GIVEN PROBLEM: In the review thread, what review result is recorded for the draft?

GIVEN TEXT:
(begin)

Re: Secdir last call review of draft-ietf-httpbis-message-signatures-16

Hi Daniel,

I’ve submitted a PR that addresses the editorial items. Particularly the introduction contains more information to hopefully situation this specification in an application stack.

Please review the new text and let us know what you think: https://github.com/httpwg/http-extensions/pull/2459


 — Justin

On Mar 1, 2023, at 4:03 PM, Justin Richer <jricher@mit.edu> wrote:

Hi Daniel, thank you for your thorough review. Responses inline below.


On Feb 27, 2023, at 5:19 PM, Daniel Migault via Datatracker <noreply@ietf.org> wrote:

Reviewer: Daniel Migault
Review result: Ready

Reviewer: Daniel Migault
Review result: Ready

I have reviewed this document as part of the security directorate's ongoing
effort to review all IETF documents being processed by the IESG. These
comments were written primarily for the benefit of the security area
directors.
Document editors and WG chairs should treat these comments just like any other

Most of the document relies in the specification of the component to be signed.
I have not seen anything suspect but I am far from having the appropriate HTTP
knowledge to say there is no security flaw in the process. To be clear I am not
trying to raise any suspicion there, but if additional security review is
needed, it is, in my opinion,  where the security focus should be put. I also
see that the document has been reviewed by security people with HTTP knowledge,
so I am confident there is no need to have such security concerns.

The document is pretty clear and is well written. Thank you writing it so
clearly.

Yours,
Daniel

Some comments in line:

1.  Introduction

  Message integrity and authenticity are security properties that are
  critical to the secure operation of many HTTP applications.
  Application developers typically rely on the transport layer to
  provide these properties, by operating their application over [TLS].
  However, TLS only guarantees these properties over a single TLS
  connection, and the path between client and application may be
  composed of multiple independent TLS connections (for example, if the
  application is hosted behind a TLS-terminating gateway or if the
  client is behind a TLS Inspection appliance).  In such cases, TLS
  cannot guarantee end-to-end message integrity or authenticity between
  the client and application.

(end)

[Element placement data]
(begin)

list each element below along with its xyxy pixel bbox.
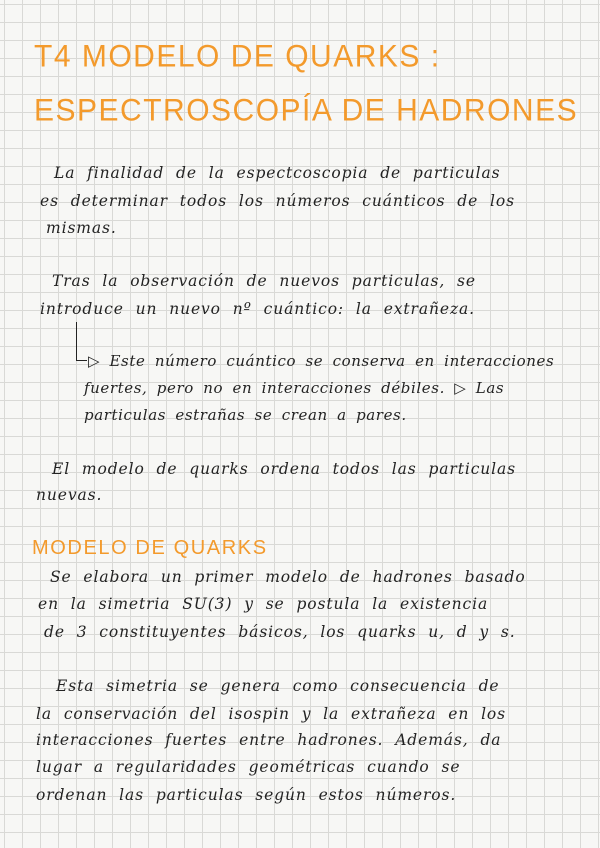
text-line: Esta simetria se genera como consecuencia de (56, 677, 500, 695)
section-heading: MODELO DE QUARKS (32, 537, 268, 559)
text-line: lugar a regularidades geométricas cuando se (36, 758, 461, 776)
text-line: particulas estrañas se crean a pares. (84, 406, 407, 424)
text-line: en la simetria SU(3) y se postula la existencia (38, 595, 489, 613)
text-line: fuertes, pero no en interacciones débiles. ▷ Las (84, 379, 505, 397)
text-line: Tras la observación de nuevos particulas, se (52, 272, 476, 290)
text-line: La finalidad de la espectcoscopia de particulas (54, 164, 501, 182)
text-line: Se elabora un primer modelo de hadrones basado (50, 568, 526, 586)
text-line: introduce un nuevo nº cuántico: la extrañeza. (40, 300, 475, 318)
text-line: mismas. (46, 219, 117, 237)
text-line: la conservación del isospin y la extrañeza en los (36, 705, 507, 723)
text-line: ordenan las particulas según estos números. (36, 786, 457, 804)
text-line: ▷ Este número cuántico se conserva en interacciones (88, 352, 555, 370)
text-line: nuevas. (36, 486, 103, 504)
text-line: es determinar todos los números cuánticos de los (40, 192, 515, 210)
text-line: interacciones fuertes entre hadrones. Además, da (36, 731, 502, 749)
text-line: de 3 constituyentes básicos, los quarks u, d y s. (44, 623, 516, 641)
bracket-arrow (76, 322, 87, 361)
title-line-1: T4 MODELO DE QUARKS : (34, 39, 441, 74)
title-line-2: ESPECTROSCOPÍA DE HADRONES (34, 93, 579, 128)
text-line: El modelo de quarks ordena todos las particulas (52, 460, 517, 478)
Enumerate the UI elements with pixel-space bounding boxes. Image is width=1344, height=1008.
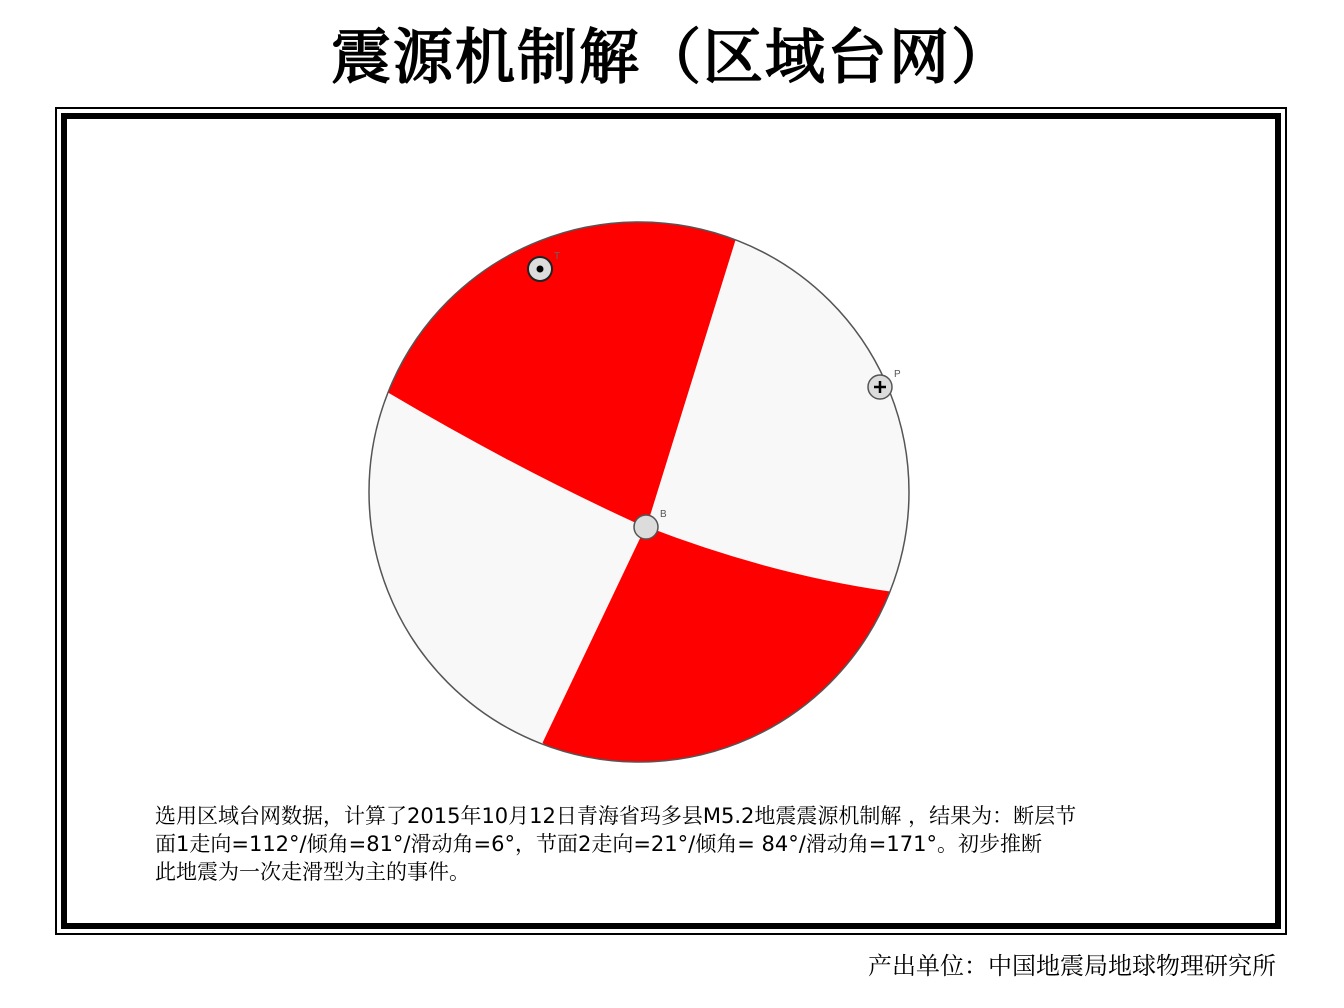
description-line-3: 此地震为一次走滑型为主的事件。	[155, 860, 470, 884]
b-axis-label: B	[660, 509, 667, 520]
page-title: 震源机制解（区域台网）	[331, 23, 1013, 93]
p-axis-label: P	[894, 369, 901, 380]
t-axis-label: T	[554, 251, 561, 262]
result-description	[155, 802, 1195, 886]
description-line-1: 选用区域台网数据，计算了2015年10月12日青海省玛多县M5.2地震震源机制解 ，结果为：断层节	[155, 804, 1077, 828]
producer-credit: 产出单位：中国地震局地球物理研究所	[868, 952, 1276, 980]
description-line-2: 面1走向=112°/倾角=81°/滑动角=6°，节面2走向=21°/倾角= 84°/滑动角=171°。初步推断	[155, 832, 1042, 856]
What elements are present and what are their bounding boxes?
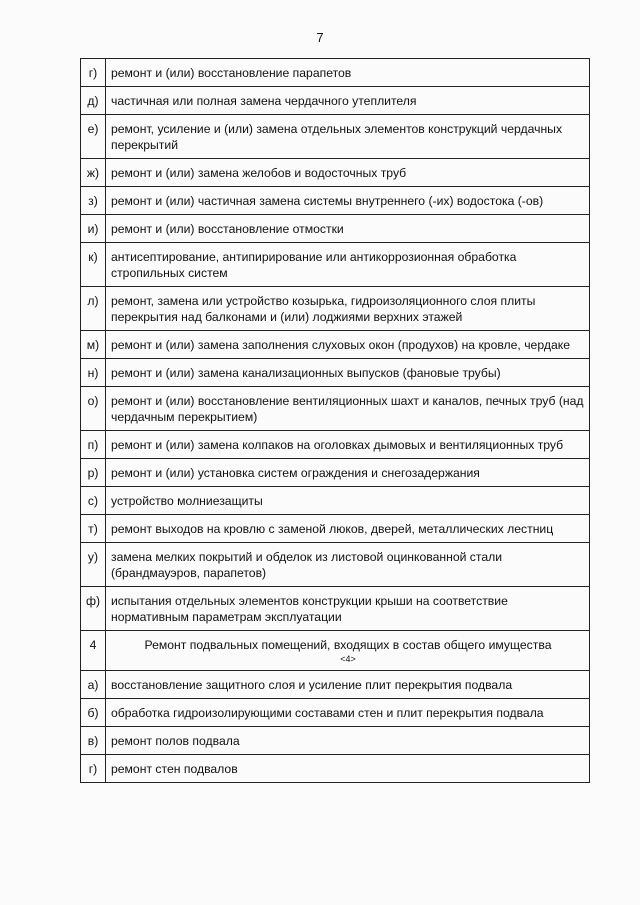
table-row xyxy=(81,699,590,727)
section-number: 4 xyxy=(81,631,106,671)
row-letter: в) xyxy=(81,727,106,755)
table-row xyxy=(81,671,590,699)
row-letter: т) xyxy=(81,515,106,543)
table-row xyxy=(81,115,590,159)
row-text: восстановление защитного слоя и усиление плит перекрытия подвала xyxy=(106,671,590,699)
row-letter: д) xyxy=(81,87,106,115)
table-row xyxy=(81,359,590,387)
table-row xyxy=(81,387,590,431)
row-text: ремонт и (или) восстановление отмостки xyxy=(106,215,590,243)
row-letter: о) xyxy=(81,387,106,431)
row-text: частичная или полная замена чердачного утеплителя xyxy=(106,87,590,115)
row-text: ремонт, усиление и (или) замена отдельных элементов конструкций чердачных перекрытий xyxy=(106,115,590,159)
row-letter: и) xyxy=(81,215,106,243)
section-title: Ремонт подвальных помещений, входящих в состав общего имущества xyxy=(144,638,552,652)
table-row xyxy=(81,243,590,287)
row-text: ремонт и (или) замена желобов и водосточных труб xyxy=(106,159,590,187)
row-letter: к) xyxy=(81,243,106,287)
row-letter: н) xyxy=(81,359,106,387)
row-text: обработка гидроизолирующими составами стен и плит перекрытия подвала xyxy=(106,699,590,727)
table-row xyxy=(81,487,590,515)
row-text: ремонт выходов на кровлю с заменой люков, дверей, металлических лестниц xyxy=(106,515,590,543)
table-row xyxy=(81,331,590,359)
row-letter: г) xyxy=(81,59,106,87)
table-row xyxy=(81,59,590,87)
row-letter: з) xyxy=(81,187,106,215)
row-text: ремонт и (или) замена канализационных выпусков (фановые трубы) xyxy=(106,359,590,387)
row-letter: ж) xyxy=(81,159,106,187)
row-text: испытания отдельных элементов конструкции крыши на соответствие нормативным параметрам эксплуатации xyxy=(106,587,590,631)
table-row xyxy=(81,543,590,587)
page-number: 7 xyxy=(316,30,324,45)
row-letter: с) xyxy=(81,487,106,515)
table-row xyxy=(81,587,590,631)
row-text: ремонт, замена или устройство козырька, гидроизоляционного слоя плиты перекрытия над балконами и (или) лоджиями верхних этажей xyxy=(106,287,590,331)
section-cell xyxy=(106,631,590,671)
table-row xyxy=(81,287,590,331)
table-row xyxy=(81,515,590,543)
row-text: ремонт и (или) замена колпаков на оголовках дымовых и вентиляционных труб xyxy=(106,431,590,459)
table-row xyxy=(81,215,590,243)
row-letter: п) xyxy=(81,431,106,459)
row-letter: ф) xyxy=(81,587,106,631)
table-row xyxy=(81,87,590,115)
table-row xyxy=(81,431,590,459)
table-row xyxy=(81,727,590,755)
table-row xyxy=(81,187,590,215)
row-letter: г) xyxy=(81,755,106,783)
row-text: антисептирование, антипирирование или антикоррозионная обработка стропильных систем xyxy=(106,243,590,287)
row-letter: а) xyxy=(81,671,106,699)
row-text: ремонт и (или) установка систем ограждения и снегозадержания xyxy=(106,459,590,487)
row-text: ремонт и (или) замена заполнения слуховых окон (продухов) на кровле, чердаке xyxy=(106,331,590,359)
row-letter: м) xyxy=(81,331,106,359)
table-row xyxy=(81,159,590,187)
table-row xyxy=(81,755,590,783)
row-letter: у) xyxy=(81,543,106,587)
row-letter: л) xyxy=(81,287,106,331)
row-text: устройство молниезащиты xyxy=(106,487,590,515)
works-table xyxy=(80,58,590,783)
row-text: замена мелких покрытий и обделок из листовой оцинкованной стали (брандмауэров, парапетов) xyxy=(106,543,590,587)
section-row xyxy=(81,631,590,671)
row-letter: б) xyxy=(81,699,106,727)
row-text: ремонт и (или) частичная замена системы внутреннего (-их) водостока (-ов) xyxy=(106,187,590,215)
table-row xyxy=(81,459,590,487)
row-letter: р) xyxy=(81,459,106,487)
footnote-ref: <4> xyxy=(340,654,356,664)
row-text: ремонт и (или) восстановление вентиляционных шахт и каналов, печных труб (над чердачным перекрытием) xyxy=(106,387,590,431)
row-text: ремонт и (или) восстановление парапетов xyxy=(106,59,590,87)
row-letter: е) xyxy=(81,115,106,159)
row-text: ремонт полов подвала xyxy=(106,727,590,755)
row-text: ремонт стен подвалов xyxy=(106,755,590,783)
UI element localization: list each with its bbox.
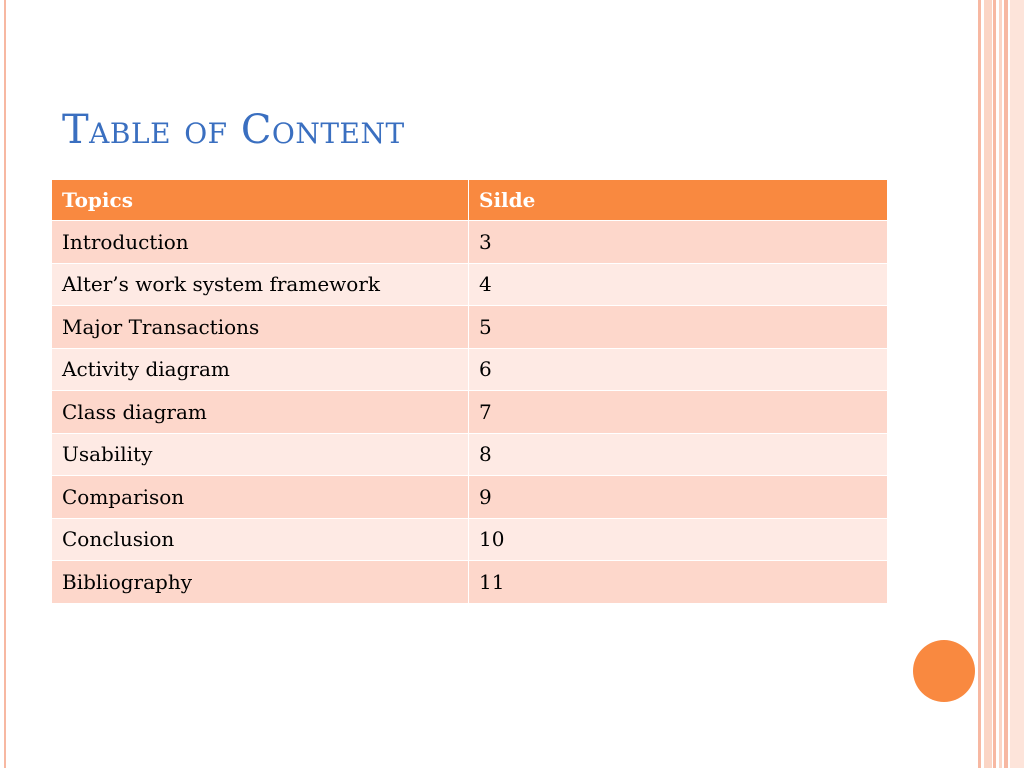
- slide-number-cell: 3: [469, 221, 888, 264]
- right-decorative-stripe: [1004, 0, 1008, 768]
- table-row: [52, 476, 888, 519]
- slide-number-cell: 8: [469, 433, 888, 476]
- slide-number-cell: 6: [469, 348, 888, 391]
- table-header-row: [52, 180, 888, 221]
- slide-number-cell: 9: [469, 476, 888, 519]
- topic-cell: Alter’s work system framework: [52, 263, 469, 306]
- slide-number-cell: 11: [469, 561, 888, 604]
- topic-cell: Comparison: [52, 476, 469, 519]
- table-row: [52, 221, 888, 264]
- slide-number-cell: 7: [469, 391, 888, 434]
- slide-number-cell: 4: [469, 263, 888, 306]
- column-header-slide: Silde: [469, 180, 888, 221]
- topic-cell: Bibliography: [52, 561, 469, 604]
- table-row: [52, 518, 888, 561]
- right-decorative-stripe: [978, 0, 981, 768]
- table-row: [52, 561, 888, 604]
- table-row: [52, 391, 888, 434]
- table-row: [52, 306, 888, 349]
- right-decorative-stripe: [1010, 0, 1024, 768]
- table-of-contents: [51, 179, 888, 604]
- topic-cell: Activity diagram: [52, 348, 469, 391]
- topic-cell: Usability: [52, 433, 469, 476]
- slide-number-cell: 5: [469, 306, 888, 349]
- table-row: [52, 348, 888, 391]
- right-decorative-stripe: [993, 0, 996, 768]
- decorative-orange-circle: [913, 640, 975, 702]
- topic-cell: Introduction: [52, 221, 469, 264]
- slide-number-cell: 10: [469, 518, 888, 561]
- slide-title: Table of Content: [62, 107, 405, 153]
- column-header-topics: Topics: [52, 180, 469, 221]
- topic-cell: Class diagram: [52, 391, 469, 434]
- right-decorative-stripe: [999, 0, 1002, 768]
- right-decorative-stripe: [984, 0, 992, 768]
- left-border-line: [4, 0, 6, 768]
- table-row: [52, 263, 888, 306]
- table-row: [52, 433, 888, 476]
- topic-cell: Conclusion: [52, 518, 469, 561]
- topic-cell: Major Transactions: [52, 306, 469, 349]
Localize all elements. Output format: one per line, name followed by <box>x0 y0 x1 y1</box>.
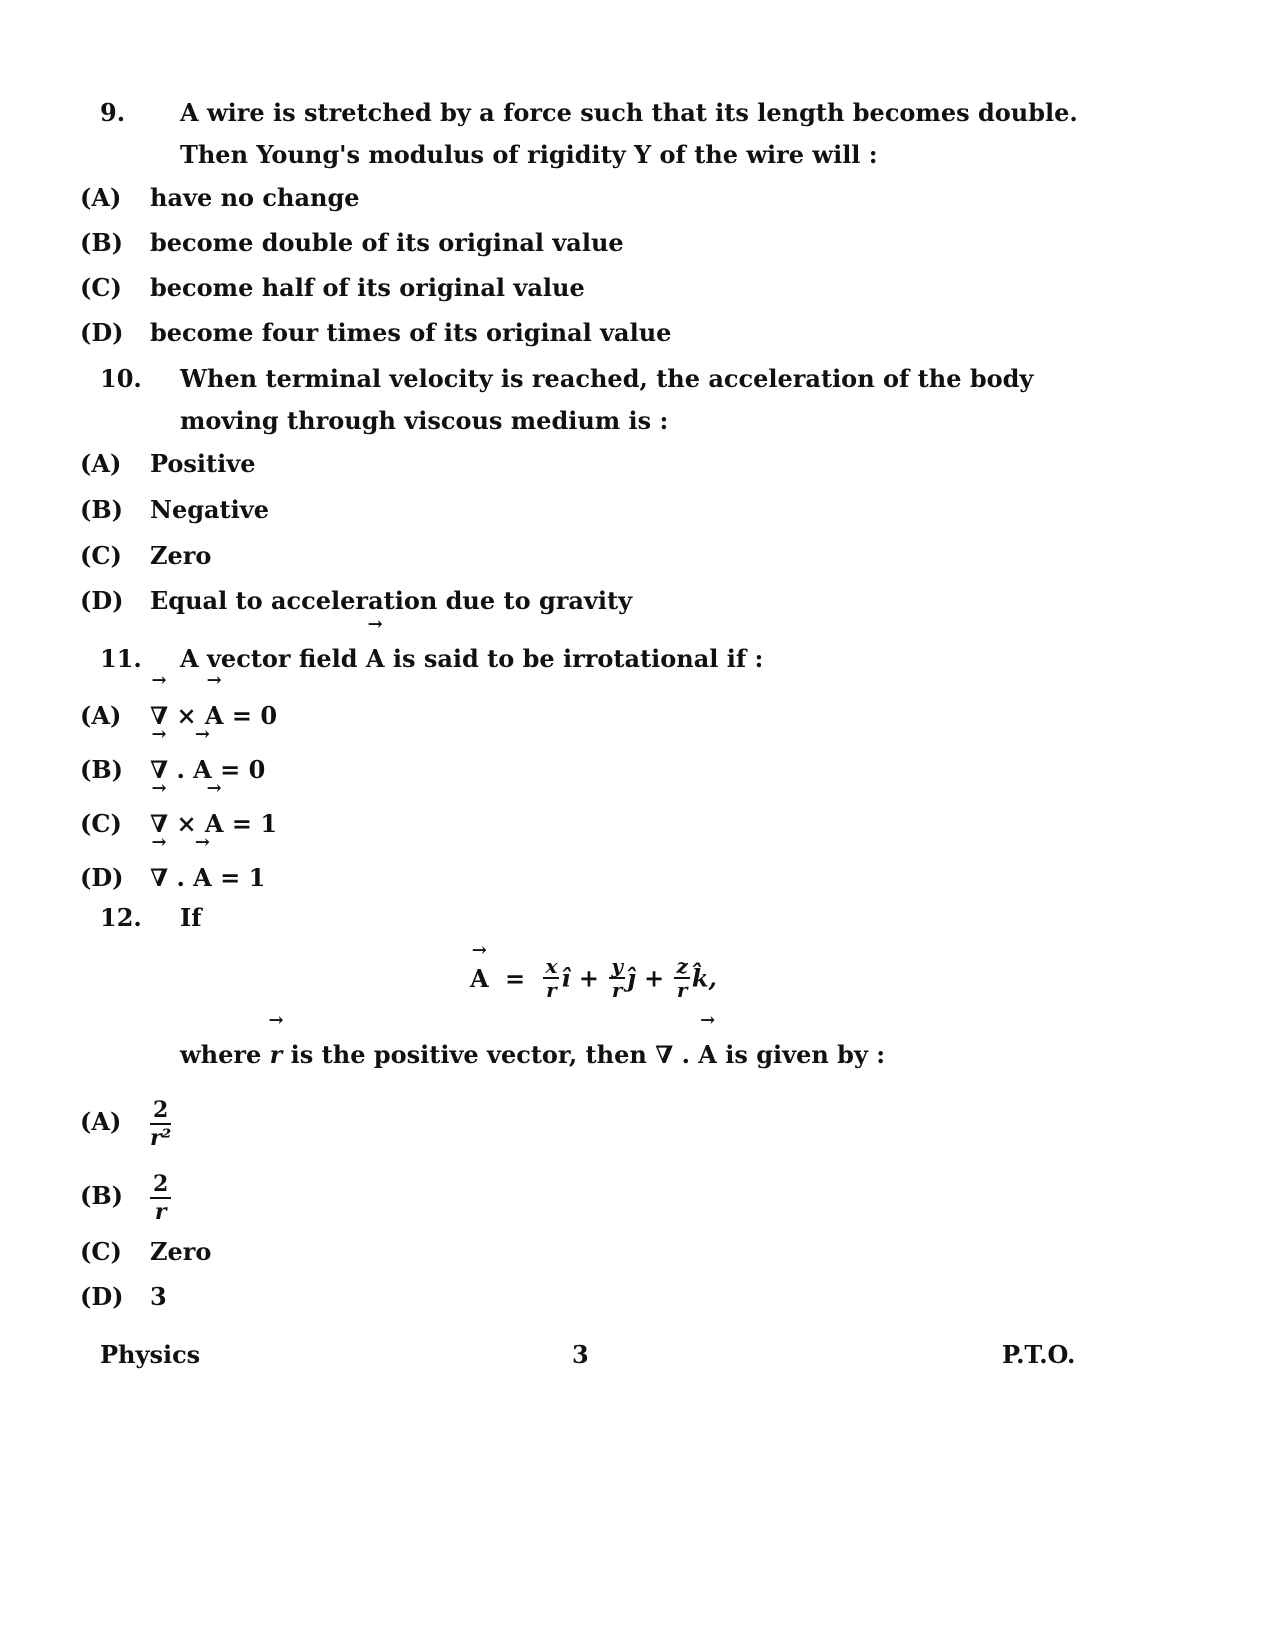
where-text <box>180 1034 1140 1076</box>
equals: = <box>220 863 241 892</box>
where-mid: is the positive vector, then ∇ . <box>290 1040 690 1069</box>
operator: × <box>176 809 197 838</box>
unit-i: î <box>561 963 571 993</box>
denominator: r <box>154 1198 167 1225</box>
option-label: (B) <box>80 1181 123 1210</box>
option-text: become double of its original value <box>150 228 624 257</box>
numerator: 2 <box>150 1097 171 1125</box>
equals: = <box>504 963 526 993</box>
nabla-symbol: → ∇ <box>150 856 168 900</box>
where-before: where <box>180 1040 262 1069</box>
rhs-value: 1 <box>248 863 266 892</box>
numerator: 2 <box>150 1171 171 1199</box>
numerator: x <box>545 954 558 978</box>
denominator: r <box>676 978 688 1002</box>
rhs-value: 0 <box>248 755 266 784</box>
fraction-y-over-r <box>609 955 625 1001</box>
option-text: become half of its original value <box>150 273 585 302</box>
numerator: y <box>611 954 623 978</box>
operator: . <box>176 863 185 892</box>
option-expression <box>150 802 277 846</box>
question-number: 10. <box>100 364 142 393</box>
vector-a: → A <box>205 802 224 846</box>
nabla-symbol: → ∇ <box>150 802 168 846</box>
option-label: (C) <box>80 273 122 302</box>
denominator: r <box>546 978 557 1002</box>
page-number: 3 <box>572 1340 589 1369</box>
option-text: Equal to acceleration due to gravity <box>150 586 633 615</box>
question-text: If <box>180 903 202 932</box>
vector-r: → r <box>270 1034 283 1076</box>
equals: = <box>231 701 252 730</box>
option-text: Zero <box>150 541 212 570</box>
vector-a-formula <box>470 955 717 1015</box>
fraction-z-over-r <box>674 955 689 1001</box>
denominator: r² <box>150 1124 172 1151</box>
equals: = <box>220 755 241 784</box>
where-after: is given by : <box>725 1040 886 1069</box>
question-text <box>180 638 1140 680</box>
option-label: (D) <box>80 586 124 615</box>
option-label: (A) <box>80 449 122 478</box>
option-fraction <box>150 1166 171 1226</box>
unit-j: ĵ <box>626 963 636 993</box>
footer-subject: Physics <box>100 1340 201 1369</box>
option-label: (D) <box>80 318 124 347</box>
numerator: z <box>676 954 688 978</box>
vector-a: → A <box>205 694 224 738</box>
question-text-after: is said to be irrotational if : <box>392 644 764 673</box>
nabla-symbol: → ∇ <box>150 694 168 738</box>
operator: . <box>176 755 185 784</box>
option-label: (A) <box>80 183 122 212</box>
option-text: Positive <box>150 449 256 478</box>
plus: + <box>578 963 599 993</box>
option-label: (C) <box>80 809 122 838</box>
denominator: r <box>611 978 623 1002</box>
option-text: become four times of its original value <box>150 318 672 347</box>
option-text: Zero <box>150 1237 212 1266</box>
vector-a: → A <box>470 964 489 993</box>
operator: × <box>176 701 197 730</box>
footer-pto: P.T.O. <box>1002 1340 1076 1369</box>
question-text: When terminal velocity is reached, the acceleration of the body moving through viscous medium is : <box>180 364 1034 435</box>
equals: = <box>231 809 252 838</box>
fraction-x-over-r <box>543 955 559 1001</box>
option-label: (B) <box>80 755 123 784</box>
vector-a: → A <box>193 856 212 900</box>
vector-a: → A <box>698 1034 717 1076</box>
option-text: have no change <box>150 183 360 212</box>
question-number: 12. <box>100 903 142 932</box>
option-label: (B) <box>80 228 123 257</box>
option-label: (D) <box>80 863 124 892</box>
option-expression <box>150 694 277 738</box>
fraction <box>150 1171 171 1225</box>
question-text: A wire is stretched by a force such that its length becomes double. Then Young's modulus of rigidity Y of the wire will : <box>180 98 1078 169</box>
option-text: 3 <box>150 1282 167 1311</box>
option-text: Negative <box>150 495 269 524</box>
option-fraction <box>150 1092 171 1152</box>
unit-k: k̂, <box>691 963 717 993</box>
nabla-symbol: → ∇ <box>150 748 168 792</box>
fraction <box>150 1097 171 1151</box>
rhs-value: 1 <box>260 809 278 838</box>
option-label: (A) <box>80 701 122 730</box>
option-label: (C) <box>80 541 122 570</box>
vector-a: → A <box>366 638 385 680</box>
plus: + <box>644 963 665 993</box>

(end)

WRITTEN ANSWER: Ready